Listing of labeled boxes
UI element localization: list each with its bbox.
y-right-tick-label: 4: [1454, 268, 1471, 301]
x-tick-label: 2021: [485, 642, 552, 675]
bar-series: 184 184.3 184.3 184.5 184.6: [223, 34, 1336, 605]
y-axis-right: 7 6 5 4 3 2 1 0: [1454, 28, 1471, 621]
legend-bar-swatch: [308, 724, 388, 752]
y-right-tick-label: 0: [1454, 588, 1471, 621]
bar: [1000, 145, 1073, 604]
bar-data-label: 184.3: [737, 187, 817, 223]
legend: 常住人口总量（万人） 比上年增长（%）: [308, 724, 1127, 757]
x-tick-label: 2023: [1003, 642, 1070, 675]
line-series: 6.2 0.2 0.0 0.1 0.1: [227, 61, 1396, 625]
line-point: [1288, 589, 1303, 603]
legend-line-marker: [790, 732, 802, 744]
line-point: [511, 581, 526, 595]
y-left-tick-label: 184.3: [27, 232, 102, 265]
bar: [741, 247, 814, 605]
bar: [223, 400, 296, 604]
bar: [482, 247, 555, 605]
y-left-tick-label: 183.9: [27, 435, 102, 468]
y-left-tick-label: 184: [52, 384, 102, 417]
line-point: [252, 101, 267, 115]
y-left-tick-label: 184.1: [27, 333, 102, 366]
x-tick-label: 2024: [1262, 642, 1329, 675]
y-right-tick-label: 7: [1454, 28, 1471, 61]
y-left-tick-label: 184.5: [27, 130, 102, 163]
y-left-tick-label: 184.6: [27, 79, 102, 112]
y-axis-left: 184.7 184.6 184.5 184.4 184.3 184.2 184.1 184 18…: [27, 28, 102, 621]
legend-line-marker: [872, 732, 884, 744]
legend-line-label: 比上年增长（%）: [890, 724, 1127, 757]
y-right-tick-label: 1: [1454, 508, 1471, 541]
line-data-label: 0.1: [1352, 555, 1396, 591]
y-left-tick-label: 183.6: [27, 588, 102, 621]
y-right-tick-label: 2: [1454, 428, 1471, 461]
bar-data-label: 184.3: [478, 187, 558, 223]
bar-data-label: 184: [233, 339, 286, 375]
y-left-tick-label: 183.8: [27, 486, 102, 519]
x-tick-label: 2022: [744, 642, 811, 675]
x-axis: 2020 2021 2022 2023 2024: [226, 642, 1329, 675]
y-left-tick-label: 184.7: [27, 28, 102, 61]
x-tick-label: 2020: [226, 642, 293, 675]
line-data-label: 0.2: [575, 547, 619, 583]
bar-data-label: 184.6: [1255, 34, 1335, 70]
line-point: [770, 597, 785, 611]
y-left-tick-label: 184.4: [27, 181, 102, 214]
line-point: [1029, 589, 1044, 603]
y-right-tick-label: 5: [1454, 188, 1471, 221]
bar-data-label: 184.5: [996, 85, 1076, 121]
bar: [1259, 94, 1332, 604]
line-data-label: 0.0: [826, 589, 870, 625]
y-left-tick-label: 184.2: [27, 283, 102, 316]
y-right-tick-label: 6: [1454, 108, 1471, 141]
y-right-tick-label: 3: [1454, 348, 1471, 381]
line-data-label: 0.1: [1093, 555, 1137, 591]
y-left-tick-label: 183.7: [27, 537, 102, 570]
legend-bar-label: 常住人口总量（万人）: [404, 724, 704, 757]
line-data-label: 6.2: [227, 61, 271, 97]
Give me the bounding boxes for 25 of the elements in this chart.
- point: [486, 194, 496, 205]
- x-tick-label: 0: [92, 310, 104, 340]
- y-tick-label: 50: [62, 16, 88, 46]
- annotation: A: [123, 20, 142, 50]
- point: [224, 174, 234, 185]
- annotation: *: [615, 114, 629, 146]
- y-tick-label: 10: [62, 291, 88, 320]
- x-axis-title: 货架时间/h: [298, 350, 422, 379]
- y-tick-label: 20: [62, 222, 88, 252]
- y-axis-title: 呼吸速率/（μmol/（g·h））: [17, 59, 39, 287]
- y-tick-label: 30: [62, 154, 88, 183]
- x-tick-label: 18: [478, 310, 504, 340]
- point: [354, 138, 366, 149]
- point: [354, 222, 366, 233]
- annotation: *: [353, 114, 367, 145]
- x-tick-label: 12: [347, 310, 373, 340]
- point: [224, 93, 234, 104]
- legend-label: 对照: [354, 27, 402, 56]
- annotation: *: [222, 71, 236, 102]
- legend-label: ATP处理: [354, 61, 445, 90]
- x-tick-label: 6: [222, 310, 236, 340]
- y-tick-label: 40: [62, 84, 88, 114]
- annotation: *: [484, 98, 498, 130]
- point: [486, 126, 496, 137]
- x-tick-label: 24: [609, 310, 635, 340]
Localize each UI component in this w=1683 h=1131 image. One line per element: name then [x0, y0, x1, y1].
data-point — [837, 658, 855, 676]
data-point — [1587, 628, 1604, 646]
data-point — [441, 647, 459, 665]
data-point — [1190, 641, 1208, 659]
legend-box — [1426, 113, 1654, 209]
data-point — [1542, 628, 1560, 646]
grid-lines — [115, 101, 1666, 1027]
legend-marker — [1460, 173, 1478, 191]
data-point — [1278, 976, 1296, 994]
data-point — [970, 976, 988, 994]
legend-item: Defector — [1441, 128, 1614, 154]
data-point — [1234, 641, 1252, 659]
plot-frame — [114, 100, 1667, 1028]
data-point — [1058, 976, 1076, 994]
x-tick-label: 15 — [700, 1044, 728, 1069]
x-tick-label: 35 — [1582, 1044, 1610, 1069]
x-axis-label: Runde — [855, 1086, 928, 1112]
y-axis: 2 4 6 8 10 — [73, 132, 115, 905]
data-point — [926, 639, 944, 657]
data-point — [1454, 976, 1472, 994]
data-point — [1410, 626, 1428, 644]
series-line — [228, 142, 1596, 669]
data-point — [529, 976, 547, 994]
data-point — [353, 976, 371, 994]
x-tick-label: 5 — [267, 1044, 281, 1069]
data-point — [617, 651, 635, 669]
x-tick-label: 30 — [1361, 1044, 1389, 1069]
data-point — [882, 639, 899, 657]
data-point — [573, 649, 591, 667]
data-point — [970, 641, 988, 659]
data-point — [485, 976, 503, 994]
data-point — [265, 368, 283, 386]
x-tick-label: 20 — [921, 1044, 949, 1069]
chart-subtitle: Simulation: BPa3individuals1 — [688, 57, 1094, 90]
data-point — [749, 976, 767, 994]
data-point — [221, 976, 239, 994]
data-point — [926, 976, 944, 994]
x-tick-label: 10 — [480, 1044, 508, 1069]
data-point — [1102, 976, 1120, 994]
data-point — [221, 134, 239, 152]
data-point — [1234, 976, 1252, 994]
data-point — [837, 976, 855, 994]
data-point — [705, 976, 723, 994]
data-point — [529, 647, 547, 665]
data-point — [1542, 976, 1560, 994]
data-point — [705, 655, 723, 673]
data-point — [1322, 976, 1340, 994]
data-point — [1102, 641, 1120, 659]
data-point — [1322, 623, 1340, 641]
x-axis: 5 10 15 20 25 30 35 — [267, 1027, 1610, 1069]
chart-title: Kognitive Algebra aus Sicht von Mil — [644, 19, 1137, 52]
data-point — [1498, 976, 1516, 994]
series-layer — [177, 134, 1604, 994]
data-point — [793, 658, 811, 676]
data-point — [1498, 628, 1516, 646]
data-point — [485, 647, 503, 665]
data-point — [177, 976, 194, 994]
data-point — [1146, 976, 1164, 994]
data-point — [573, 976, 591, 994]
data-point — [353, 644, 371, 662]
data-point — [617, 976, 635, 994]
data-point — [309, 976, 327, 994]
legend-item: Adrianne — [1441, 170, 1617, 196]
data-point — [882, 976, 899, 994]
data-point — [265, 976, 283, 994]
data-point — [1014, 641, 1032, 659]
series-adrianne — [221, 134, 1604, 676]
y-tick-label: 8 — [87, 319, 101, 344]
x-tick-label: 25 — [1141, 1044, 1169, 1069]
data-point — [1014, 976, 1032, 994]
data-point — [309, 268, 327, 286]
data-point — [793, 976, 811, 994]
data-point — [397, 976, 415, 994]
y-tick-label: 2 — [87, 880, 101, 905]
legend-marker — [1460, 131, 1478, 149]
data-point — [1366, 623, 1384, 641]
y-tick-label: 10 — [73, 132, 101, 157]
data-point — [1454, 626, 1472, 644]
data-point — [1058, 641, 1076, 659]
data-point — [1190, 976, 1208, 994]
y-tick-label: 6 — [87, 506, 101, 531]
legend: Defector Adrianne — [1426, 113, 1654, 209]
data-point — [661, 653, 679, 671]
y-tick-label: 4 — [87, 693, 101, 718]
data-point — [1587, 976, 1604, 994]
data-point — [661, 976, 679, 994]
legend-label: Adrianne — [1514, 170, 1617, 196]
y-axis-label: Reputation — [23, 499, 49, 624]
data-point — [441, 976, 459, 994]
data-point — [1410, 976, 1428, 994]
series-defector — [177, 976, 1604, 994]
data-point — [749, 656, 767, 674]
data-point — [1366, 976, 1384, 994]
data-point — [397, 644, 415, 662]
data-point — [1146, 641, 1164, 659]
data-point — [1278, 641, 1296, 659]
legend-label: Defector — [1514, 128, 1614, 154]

To do:
Transcribe the listing above without alteration, from its first line through the line containing "y-right-tick-label: 1: [1454, 508, 1471, 541]", including both of those lines.

Task response:
UI element localization: list each with its bbox.
y-right-tick-label: 4: [1454, 268, 1471, 301]
x-tick-label: 2021: [485, 642, 552, 675]
bar-series: 184 184.3 184.3 184.5 184.6: [223, 34, 1336, 605]
y-axis-right: 7 6 5 4 3 2 1 0: [1454, 28, 1471, 621]
legend-bar-swatch: [308, 724, 388, 752]
y-right-tick-label: 0: [1454, 588, 1471, 621]
bar: [1000, 145, 1073, 604]
bar-data-label: 184.3: [737, 187, 817, 223]
legend: 常住人口总量（万人） 比上年增长（%）: [308, 724, 1127, 757]
x-tick-label: 2023: [1003, 642, 1070, 675]
line-series: 6.2 0.2 0.0 0.1 0.1: [227, 61, 1396, 625]
line-point: [1288, 589, 1303, 603]
legend-line-marker: [790, 732, 802, 744]
line-point: [511, 581, 526, 595]
y-left-tick-label: 184.3: [27, 232, 102, 265]
bar: [741, 247, 814, 605]
bar: [223, 400, 296, 604]
bar: [482, 247, 555, 605]
y-left-tick-label: 183.9: [27, 435, 102, 468]
y-left-tick-label: 184: [52, 384, 102, 417]
line-point: [252, 101, 267, 115]
y-left-tick-label: 184.1: [27, 333, 102, 366]
x-tick-label: 2024: [1262, 642, 1329, 675]
y-right-tick-label: 7: [1454, 28, 1471, 61]
y-left-tick-label: 184.5: [27, 130, 102, 163]
y-left-tick-label: 184.6: [27, 79, 102, 112]
y-axis-left: 184.7 184.6 184.5 184.4 184.3 184.2 184.1 184 18…: [27, 28, 102, 621]
legend-line-marker: [872, 732, 884, 744]
legend-line-label: 比上年增长（%）: [890, 724, 1127, 757]
y-right-tick-label: 1: [1454, 508, 1471, 541]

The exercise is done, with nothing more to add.